## BEGIN DATASET CONTENT
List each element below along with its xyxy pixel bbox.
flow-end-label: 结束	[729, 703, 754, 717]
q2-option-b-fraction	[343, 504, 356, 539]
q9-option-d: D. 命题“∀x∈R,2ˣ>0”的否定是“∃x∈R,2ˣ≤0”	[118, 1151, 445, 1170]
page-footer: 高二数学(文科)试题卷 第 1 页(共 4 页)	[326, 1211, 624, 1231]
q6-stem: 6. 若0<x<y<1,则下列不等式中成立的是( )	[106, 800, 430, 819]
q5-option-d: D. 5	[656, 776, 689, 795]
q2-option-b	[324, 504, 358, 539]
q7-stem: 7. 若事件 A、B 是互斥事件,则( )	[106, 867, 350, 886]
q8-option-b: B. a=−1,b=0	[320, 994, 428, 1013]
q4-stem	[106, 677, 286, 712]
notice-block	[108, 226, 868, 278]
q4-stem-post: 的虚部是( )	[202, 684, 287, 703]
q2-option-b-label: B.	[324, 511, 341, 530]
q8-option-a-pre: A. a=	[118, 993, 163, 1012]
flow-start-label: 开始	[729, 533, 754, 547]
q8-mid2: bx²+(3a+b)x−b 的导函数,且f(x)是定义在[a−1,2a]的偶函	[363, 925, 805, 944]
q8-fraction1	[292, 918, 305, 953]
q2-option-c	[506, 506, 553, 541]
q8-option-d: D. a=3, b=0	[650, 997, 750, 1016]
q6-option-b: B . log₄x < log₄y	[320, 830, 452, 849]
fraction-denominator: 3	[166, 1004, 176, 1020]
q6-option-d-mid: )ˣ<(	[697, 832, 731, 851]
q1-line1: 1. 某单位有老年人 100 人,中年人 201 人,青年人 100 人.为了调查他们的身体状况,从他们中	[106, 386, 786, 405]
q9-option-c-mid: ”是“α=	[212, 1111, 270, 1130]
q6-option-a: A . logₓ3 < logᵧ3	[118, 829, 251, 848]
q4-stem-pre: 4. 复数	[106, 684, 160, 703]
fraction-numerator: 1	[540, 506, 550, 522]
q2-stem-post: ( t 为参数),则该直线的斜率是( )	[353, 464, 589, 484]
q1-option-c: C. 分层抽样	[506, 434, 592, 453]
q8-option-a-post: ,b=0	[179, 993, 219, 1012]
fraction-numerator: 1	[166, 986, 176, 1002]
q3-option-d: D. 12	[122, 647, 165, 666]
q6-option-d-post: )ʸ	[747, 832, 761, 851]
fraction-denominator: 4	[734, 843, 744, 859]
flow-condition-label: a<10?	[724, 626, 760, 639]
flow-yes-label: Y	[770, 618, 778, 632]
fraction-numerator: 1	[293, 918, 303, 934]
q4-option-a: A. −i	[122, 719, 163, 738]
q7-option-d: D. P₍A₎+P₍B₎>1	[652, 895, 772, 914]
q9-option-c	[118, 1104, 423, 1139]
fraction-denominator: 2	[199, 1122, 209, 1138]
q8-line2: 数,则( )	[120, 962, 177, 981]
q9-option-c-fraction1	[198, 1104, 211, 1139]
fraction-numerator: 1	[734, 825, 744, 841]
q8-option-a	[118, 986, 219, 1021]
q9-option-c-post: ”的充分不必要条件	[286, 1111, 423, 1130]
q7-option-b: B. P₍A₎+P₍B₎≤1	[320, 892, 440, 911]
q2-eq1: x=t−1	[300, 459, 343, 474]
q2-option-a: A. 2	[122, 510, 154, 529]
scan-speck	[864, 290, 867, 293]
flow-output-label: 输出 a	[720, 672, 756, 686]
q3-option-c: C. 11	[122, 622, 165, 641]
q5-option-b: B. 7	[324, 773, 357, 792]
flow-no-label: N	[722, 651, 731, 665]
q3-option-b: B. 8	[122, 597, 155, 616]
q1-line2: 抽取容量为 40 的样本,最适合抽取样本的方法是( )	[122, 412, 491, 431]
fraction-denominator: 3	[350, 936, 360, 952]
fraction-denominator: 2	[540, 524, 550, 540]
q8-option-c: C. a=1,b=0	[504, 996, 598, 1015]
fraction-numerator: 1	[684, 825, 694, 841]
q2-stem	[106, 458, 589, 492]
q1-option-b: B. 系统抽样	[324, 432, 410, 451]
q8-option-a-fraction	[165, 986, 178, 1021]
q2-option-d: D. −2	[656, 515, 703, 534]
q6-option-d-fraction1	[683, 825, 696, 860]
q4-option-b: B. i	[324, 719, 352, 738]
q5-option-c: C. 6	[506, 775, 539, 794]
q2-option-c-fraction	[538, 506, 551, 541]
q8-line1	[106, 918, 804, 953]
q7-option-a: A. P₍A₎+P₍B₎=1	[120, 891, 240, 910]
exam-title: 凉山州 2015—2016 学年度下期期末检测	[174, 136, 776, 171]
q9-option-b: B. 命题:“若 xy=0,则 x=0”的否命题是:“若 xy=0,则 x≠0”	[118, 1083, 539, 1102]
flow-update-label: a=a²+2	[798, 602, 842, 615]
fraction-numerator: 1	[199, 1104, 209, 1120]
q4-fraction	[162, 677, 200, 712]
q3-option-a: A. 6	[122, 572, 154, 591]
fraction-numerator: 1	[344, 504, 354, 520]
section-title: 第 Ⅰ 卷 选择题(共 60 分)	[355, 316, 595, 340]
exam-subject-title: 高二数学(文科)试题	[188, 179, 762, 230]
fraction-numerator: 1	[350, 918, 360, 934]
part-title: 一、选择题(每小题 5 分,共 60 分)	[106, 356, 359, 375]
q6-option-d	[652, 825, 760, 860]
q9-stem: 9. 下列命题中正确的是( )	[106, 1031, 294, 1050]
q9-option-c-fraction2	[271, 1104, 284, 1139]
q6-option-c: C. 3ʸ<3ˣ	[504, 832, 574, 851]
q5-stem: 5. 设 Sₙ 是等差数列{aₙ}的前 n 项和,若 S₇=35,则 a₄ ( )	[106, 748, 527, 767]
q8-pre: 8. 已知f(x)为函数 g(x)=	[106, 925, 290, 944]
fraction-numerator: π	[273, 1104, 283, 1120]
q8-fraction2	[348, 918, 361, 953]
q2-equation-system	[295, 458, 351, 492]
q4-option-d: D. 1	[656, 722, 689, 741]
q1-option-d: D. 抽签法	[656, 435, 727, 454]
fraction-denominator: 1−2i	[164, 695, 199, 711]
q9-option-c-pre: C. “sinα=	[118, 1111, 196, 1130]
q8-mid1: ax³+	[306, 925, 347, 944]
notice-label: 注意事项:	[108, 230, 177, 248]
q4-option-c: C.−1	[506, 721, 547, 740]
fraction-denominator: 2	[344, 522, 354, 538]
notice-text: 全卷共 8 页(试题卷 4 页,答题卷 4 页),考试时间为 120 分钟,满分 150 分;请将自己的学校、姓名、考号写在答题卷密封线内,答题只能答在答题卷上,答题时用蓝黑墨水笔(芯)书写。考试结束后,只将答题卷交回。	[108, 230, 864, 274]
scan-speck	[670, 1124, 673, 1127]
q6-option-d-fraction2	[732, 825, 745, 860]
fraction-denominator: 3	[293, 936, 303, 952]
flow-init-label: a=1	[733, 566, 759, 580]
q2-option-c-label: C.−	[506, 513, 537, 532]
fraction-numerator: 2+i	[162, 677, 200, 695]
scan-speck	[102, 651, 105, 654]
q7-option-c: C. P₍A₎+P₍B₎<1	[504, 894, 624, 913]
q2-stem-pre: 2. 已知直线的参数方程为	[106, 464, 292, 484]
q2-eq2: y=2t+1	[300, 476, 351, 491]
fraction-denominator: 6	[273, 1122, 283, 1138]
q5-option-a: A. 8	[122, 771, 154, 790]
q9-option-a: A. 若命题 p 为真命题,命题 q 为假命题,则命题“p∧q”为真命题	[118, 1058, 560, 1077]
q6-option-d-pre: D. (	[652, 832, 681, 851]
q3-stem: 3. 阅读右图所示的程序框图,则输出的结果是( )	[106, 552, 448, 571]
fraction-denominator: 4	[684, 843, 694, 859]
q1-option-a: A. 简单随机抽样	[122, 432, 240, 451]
## END DATASET CONTENT
:: WHAT TO DO ::
Starting at the first row and stopping after the line containing "506, 553, 541]", reproduce the rows with every "label" swapped for "caption", leaving everything else unchanged.

:: TASK RESULT ::
List each element below along with its xyxy pixel bbox.
flow-end-caption: 结束	[729, 703, 754, 717]
q2-option-b-fraction	[343, 504, 356, 539]
q9-option-d: D. 命题“∀x∈R,2ˣ>0”的否定是“∃x∈R,2ˣ≤0”	[118, 1151, 445, 1170]
page-footer: 高二数学(文科)试题卷 第 1 页(共 4 页)	[326, 1211, 624, 1231]
q6-stem: 6. 若0<x<y<1,则下列不等式中成立的是( )	[106, 800, 430, 819]
q5-option-d: D. 5	[656, 776, 689, 795]
q2-option-b	[324, 504, 358, 539]
q7-stem: 7. 若事件 A、B 是互斥事件,则( )	[106, 867, 350, 886]
q8-option-b: B. a=−1,b=0	[320, 994, 428, 1013]
q4-stem	[106, 677, 286, 712]
notice-block	[108, 226, 868, 278]
q4-stem-post: 的虚部是( )	[202, 684, 287, 703]
q2-option-b-caption: B.	[324, 511, 341, 530]
q8-option-a-pre: A. a=	[118, 993, 163, 1012]
flow-start-caption: 开始	[729, 533, 754, 547]
q8-mid2: bx²+(3a+b)x−b 的导函数,且f(x)是定义在[a−1,2a]的偶函	[363, 925, 805, 944]
q8-fraction1	[292, 918, 305, 953]
q2-option-c	[506, 506, 553, 541]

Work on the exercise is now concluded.